— Start of RAW DATA —

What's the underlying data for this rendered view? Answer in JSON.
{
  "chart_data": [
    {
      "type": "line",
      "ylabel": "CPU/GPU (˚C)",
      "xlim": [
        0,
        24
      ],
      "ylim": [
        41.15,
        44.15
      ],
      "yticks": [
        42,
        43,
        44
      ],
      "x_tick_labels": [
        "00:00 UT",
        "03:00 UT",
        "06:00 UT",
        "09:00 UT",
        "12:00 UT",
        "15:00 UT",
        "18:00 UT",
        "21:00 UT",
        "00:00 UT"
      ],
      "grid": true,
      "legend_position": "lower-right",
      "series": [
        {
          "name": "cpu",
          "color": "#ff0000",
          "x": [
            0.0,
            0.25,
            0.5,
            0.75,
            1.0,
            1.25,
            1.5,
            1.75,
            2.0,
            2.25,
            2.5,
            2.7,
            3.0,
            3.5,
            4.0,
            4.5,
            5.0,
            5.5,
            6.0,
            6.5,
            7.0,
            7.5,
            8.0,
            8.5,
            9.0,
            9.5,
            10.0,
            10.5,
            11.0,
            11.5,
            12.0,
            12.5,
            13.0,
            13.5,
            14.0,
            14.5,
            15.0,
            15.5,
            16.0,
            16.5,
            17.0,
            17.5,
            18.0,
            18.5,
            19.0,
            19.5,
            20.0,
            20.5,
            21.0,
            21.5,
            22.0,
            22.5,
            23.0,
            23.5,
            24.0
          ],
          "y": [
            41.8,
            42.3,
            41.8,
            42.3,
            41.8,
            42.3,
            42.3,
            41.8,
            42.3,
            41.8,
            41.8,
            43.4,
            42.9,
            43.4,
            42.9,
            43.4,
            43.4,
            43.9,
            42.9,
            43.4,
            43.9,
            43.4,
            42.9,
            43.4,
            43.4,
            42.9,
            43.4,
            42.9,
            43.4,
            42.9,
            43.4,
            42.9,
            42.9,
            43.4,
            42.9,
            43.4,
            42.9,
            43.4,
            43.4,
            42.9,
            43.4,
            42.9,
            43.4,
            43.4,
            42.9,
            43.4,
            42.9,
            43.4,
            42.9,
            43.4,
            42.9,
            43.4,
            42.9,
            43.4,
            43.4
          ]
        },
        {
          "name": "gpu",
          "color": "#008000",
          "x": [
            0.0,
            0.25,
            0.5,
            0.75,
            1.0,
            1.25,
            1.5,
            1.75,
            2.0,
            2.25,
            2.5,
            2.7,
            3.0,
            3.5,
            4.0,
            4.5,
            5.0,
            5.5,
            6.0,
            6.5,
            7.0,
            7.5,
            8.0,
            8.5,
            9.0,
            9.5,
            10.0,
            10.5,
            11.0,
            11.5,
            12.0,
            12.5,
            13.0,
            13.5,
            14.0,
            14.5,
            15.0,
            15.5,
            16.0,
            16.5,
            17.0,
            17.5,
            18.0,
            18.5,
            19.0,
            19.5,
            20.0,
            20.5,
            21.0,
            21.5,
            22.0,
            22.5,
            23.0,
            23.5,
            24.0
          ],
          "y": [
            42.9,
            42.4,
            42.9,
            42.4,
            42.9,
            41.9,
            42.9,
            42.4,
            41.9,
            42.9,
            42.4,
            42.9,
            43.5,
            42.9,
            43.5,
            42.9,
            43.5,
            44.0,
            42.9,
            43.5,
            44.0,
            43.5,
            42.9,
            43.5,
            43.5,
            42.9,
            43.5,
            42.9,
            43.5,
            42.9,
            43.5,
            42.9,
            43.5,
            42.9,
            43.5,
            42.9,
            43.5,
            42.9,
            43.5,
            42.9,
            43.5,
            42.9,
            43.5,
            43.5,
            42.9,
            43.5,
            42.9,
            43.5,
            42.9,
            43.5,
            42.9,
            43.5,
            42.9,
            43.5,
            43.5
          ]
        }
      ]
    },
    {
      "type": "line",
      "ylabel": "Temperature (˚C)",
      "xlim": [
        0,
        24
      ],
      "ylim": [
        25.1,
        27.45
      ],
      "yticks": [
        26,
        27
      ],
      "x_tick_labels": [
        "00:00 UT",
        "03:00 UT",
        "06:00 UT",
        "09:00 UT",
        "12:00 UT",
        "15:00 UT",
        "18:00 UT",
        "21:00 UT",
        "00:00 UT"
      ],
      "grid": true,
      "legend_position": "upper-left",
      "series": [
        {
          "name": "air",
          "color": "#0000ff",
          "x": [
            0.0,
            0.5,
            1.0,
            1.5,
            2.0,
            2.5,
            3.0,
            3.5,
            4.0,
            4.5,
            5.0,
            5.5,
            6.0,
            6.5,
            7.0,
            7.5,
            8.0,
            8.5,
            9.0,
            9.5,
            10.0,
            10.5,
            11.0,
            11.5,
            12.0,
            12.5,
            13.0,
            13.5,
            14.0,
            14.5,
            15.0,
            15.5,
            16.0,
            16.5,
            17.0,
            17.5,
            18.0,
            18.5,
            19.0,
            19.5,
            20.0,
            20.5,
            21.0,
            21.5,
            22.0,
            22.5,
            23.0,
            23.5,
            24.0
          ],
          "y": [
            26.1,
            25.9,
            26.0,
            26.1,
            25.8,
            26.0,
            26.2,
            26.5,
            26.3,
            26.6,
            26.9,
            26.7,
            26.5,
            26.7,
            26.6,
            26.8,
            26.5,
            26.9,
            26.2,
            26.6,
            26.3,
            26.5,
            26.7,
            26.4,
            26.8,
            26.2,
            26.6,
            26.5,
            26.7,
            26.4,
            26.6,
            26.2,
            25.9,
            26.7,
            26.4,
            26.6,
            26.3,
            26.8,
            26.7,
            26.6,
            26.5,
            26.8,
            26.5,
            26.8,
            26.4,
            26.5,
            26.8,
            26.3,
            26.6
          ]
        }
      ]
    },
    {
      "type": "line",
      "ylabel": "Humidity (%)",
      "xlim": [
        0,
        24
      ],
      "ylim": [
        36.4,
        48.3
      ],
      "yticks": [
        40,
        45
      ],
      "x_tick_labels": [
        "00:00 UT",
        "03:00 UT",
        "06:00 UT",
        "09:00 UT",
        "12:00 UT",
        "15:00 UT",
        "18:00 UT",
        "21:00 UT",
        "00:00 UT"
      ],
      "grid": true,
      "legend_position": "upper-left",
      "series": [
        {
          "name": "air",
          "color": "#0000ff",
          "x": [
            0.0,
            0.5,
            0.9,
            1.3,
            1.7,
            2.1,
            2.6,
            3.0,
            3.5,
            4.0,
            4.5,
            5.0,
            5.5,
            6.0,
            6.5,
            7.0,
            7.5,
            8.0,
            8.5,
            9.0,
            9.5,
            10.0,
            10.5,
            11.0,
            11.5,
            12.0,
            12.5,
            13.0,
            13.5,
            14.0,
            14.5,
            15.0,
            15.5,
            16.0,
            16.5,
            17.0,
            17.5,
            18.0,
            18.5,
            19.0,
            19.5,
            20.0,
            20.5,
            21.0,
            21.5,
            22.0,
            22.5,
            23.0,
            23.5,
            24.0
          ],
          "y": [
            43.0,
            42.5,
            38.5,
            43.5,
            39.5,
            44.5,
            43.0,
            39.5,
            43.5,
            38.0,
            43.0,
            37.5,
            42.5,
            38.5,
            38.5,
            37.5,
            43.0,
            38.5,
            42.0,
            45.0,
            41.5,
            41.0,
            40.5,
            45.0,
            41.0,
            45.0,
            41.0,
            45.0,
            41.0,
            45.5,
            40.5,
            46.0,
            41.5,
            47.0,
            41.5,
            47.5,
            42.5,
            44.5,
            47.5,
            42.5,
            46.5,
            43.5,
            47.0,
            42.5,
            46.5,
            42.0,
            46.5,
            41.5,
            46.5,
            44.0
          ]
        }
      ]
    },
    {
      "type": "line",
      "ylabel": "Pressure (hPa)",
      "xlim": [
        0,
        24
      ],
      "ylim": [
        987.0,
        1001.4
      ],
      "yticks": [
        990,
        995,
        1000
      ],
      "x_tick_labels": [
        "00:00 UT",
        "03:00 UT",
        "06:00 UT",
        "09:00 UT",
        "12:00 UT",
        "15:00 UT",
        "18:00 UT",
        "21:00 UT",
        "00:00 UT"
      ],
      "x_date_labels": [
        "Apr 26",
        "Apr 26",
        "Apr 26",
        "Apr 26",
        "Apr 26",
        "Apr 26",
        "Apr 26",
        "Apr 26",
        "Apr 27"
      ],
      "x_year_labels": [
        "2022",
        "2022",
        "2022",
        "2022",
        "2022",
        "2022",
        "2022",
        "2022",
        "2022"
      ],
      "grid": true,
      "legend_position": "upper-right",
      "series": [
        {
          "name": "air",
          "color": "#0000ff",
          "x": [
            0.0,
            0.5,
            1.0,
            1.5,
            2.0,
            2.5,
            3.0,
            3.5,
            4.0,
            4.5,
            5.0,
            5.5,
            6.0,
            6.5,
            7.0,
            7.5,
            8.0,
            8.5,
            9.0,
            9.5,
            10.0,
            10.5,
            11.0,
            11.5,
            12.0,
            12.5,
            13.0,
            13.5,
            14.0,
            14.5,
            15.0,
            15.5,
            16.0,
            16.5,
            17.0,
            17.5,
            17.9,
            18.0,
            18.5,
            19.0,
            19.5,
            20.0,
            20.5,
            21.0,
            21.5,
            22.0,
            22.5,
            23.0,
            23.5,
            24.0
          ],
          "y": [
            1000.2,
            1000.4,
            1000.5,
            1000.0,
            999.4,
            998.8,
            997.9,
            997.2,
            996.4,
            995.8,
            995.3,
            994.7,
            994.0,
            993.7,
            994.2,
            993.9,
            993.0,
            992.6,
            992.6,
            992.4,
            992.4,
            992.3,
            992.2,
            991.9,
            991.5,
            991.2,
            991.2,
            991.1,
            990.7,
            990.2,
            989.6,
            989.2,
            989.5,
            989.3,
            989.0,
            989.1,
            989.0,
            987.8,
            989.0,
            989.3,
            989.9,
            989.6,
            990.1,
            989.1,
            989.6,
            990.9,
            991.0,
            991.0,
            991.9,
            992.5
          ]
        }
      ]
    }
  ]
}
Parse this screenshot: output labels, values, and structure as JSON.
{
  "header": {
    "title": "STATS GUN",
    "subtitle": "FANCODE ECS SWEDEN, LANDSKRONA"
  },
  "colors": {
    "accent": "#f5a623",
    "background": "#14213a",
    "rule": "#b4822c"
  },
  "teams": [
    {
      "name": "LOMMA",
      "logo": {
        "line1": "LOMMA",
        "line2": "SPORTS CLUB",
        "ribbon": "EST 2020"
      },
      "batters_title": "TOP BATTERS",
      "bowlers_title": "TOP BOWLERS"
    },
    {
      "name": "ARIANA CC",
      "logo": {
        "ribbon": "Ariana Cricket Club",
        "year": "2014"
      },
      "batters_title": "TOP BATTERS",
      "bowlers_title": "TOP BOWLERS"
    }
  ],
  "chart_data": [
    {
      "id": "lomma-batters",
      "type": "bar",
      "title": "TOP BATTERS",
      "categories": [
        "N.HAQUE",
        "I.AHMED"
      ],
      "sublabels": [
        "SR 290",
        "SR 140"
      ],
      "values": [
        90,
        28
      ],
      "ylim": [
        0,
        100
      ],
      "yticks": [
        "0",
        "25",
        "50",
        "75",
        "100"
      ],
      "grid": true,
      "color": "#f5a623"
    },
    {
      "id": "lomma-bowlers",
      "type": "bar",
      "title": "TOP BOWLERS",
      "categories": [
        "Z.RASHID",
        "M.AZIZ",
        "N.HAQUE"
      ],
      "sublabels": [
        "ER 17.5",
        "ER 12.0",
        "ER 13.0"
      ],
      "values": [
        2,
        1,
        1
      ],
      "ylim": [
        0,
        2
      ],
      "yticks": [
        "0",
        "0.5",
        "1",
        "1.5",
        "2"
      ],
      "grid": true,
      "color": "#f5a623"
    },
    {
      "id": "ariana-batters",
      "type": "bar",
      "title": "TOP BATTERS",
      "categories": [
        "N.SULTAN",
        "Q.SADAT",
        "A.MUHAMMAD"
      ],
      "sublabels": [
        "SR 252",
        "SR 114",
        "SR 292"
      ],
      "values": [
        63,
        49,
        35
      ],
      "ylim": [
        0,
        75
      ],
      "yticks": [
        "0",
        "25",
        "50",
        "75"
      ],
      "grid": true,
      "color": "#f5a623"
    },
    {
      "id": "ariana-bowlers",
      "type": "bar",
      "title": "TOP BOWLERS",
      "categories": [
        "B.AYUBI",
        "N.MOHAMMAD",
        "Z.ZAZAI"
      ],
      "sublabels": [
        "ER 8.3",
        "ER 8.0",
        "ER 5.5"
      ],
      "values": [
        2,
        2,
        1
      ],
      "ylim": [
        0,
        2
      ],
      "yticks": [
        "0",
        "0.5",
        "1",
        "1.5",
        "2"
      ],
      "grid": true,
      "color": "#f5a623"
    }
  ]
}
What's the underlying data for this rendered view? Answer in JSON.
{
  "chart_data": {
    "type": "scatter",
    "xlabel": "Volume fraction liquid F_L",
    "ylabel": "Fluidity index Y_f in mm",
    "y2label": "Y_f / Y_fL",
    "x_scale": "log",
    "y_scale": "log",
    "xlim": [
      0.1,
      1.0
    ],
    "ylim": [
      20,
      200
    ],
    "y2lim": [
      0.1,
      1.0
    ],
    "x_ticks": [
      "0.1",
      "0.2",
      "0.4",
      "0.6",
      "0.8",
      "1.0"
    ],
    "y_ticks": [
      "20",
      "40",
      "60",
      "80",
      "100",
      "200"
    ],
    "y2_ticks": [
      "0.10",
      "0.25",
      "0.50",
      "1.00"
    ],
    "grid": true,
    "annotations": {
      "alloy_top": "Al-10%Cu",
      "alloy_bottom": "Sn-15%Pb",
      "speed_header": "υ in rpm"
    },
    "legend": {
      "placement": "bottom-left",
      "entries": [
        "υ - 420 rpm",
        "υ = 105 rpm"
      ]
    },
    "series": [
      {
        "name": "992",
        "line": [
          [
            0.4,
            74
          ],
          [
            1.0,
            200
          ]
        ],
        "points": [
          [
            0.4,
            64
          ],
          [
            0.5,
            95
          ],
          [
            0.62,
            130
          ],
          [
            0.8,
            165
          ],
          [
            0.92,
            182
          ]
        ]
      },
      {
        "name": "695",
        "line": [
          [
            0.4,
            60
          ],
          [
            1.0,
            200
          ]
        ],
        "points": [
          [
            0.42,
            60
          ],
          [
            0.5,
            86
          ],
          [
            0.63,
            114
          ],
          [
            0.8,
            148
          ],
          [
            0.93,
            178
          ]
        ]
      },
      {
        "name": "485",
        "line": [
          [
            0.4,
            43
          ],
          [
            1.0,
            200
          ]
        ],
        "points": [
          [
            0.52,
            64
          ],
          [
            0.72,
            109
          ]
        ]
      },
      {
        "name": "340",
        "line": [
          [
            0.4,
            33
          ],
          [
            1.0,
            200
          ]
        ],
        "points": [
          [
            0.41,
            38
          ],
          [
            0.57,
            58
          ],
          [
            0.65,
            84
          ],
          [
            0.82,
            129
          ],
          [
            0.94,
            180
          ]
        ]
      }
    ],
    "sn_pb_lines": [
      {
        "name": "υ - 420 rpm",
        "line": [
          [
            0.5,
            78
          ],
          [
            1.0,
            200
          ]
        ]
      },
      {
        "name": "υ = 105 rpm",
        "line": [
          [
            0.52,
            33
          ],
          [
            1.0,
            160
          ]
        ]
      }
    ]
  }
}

— End of RAW DATA —

■ OBJECTIVE ■
Pull out the lines above in which the word "ylabel" appears.

■ EXERCISE ANSWER ■
      "ylabel": "CPU/GPU (˚C)",
      "ylabel": "Temperature (˚C)",
      "ylabel": "Humidity (%)",
      "ylabel": "Pressure (hPa)",
    "ylabel": "Fluidity index Y_f in mm",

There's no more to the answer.